● **Work to complete**:
Which lines contain the string "from"? Please list every one of them.

------------------------------------------------------------

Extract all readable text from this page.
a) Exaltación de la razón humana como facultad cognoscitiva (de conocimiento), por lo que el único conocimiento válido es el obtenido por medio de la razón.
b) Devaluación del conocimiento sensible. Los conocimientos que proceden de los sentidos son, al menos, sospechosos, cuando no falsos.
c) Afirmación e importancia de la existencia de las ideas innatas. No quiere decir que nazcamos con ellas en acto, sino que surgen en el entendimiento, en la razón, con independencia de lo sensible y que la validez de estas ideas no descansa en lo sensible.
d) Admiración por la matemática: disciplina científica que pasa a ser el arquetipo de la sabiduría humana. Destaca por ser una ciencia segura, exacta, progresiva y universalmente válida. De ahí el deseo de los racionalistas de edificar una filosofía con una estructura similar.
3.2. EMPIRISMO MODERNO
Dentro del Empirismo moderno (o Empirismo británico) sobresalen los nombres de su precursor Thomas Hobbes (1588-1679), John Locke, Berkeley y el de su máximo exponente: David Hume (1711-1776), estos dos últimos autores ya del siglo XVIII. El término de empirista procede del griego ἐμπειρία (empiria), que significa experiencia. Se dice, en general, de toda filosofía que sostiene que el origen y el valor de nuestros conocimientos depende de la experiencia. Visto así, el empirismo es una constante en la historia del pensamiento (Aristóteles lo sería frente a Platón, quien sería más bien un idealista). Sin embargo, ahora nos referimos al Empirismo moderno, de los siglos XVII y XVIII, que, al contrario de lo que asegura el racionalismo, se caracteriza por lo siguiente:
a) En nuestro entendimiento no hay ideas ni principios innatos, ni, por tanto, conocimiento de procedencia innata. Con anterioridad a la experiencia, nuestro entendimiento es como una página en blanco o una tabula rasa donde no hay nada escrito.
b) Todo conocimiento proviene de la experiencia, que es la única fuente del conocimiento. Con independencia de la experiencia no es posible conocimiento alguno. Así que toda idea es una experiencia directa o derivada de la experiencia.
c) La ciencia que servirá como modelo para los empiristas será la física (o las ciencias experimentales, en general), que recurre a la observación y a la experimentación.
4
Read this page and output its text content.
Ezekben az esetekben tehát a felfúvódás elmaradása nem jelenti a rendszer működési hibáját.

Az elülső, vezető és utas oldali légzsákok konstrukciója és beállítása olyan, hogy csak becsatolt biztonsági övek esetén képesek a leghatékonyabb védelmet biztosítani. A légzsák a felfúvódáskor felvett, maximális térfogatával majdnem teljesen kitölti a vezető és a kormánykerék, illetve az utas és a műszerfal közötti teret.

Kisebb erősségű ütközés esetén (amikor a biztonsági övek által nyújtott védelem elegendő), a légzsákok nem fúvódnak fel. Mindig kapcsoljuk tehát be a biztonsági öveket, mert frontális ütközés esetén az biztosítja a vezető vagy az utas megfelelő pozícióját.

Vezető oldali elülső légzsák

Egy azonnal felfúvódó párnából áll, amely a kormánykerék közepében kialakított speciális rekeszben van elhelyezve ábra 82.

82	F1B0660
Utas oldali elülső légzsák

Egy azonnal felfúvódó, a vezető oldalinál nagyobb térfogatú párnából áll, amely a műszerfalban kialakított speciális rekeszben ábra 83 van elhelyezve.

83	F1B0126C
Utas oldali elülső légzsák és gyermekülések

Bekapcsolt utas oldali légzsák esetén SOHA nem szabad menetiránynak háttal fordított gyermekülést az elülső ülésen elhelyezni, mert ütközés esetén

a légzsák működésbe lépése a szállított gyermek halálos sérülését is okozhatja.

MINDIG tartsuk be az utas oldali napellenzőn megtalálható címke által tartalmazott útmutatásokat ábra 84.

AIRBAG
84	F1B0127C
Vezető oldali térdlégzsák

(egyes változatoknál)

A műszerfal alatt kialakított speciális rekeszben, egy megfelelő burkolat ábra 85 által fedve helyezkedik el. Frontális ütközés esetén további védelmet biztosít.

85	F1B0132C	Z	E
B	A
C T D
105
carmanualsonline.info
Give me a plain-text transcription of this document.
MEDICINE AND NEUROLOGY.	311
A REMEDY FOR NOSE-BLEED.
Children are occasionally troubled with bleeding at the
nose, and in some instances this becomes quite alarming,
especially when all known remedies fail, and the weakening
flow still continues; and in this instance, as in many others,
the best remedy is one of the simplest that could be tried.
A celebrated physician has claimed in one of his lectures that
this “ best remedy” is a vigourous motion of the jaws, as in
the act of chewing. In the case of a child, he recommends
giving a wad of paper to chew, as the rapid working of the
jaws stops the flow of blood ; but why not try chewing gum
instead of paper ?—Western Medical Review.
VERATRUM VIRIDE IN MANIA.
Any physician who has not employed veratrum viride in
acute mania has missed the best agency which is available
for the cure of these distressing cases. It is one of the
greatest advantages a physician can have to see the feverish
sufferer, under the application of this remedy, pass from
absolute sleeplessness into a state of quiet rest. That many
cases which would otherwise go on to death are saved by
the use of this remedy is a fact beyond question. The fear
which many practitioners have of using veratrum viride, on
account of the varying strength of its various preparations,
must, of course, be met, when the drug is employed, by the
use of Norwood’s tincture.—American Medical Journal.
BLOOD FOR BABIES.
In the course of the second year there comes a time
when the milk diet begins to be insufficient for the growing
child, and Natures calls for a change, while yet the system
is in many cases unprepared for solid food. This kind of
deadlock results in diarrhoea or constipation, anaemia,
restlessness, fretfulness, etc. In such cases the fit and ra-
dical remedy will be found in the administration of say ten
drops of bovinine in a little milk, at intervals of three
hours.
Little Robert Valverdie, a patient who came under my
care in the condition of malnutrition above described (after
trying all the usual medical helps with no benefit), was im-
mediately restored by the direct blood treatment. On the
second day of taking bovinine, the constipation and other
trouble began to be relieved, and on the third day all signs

------------------------------------------------------------

● **Answer to the problem**:
Extract all readable text from this page.
sufferer, under the application of this remedy, pass from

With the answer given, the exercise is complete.